Written exercise → Select lines where the word "your" appears.

Given data →
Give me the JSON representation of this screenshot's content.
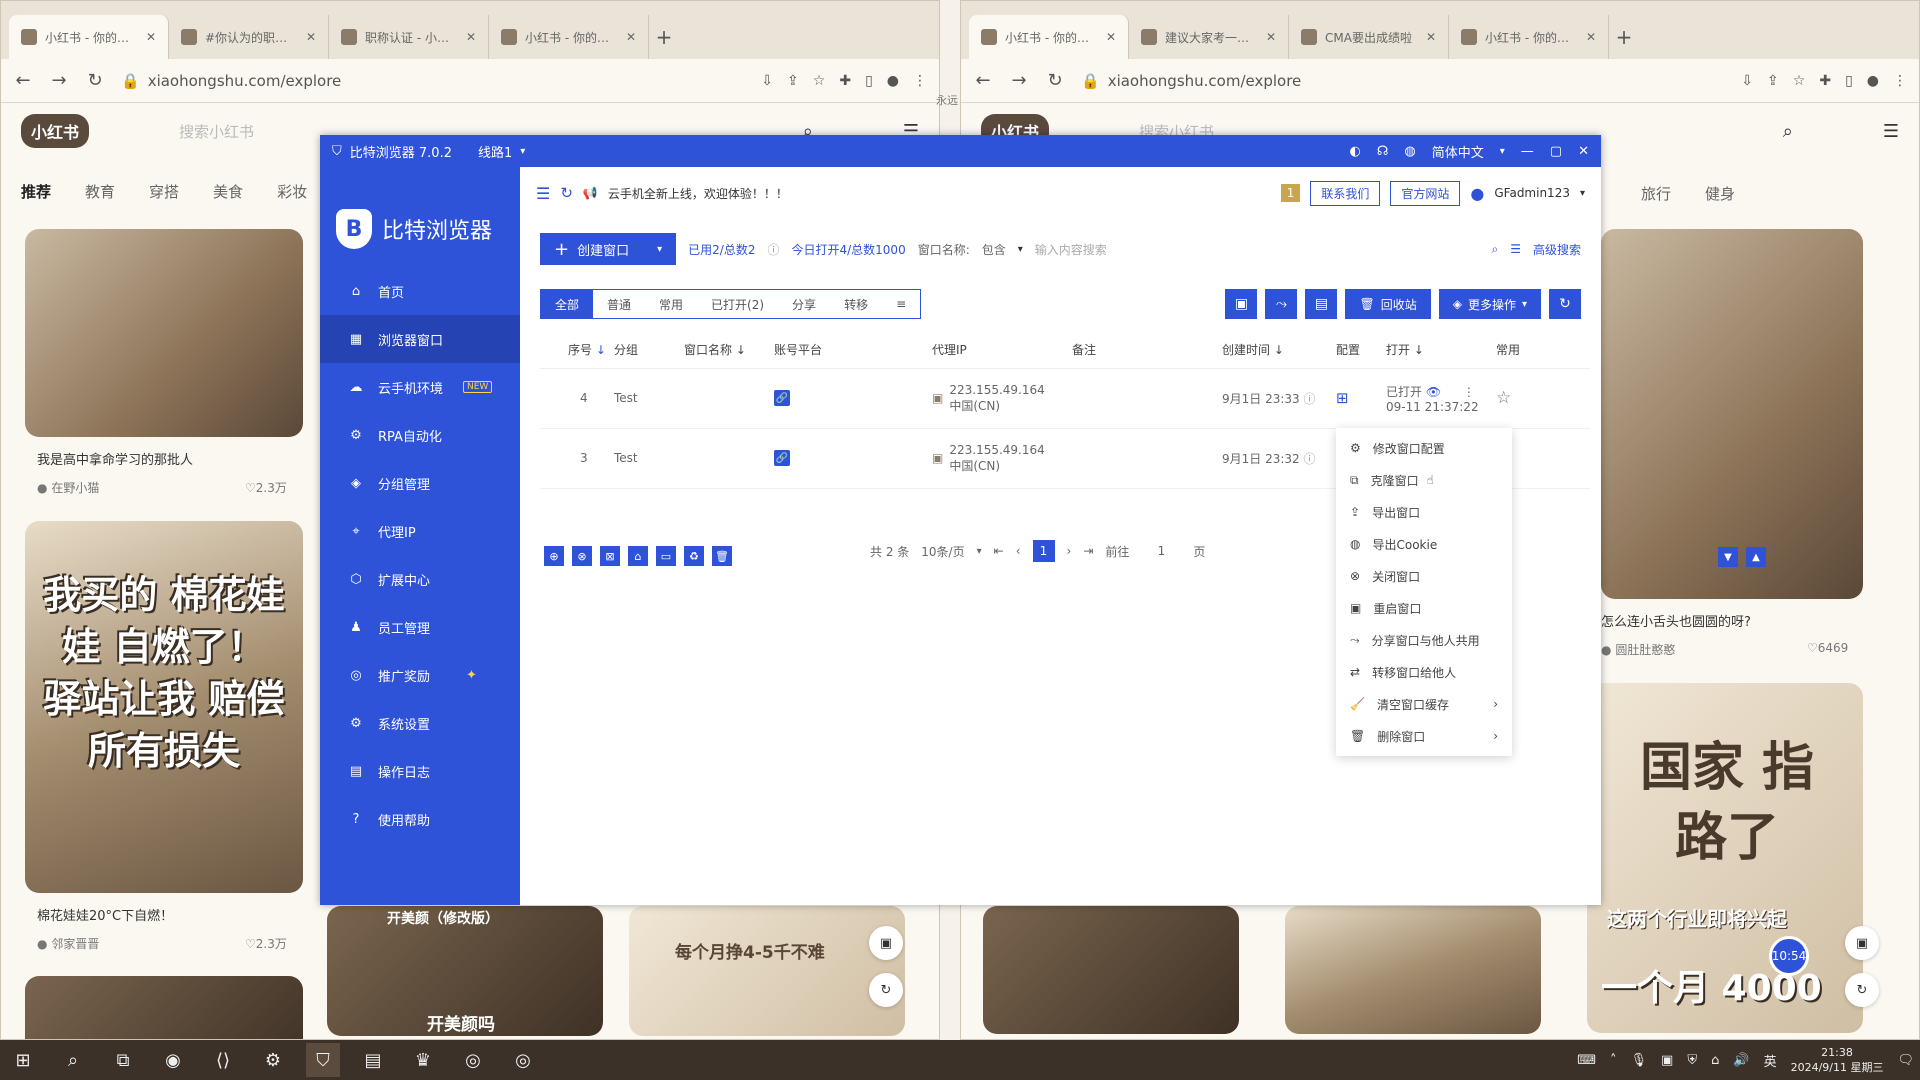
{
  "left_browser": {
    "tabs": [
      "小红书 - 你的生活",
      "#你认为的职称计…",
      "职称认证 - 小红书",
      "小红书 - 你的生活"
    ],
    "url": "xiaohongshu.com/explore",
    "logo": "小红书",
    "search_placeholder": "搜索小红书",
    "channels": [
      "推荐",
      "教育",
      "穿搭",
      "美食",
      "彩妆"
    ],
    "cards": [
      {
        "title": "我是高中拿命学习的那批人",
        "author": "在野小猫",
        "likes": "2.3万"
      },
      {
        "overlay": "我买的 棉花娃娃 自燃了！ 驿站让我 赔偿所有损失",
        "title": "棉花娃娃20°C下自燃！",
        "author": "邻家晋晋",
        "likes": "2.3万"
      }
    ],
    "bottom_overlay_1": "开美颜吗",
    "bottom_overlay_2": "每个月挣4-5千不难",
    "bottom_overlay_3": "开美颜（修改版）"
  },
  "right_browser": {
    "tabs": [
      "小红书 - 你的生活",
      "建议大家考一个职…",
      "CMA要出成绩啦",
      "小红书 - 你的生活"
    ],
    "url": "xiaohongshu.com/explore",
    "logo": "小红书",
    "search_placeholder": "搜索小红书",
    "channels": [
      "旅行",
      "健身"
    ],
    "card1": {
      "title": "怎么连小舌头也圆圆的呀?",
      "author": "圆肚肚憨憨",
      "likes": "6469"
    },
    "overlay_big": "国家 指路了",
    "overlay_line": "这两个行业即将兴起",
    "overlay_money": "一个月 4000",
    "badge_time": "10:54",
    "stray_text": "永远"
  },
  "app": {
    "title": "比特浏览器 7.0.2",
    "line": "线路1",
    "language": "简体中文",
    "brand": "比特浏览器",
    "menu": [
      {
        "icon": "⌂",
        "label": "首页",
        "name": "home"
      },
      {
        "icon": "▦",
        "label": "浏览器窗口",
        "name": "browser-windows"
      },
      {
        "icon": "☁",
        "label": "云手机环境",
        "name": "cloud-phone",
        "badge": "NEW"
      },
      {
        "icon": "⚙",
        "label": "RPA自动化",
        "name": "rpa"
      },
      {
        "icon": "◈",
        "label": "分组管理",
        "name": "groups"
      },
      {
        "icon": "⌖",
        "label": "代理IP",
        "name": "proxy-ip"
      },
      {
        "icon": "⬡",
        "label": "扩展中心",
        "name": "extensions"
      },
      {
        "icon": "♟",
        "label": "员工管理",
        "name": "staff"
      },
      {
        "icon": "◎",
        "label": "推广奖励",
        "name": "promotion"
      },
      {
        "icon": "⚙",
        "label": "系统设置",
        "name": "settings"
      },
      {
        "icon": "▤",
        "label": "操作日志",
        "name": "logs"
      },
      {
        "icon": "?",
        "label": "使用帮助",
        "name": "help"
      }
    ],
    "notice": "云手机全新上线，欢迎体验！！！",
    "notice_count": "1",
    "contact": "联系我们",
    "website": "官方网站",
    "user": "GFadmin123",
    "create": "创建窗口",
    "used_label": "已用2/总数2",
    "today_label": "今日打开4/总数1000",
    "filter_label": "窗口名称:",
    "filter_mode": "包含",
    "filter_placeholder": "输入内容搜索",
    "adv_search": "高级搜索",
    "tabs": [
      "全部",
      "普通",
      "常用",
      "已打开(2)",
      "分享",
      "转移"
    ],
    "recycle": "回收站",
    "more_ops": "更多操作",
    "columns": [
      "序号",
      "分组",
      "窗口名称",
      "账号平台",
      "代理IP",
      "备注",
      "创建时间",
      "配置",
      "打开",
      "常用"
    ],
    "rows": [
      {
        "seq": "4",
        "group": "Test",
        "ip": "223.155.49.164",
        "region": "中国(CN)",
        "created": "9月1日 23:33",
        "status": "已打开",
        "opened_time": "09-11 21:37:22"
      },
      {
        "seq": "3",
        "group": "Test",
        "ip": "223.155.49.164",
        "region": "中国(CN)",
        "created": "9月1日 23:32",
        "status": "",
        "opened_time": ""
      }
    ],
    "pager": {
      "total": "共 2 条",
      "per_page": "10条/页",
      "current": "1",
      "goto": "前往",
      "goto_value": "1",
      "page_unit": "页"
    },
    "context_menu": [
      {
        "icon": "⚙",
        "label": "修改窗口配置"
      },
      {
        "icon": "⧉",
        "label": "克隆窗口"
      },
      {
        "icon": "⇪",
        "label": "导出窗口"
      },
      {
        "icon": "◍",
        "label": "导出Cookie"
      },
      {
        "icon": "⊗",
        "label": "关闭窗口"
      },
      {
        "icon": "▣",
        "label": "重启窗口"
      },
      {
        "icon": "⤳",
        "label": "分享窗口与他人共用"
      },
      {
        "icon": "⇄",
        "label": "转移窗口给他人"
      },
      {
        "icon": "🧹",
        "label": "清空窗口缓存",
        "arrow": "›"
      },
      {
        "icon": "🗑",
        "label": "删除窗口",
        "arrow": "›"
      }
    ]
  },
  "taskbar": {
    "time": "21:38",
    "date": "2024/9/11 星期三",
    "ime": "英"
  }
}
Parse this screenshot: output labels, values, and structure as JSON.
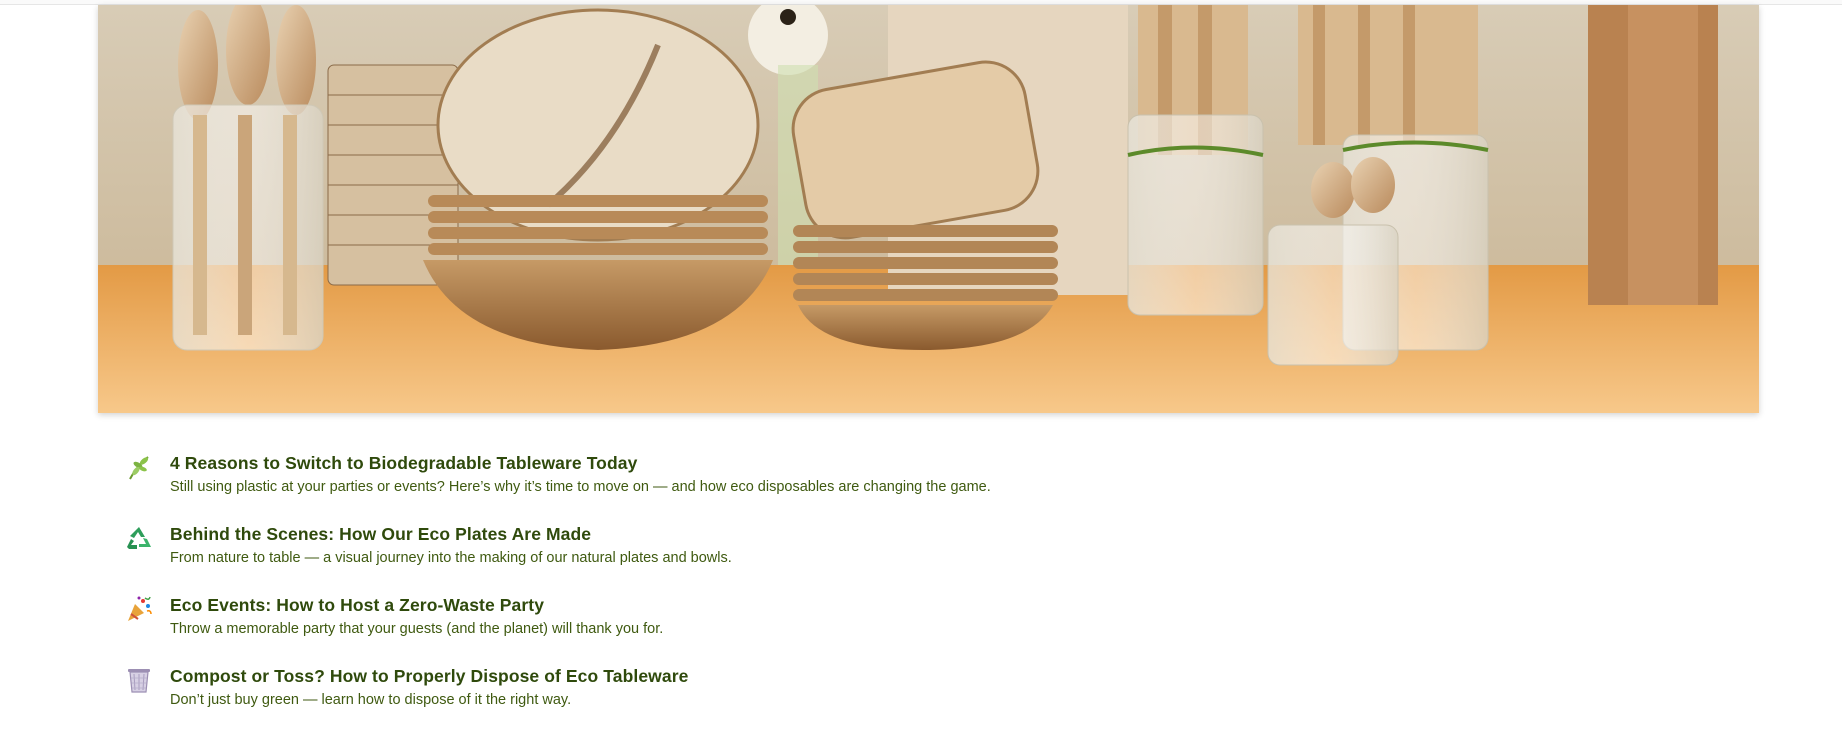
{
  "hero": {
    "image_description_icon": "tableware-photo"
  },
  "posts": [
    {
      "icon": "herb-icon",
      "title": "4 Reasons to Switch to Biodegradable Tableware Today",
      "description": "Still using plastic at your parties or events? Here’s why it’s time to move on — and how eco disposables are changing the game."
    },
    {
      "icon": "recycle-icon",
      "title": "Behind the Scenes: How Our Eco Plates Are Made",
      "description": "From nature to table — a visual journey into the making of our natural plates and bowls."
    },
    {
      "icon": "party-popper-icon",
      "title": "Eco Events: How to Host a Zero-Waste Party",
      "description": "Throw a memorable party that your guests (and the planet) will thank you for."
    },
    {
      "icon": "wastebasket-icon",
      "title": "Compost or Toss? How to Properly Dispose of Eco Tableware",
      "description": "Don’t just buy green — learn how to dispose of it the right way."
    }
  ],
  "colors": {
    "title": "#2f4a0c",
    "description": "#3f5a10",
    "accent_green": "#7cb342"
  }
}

Answer in full →
      "description": "Still using plastic at your parties or events? Here’s why it’s time to move on — and how eco disposables are changing the game."
      "description": "Throw a memorable party that your guests (and the planet) will thank you for."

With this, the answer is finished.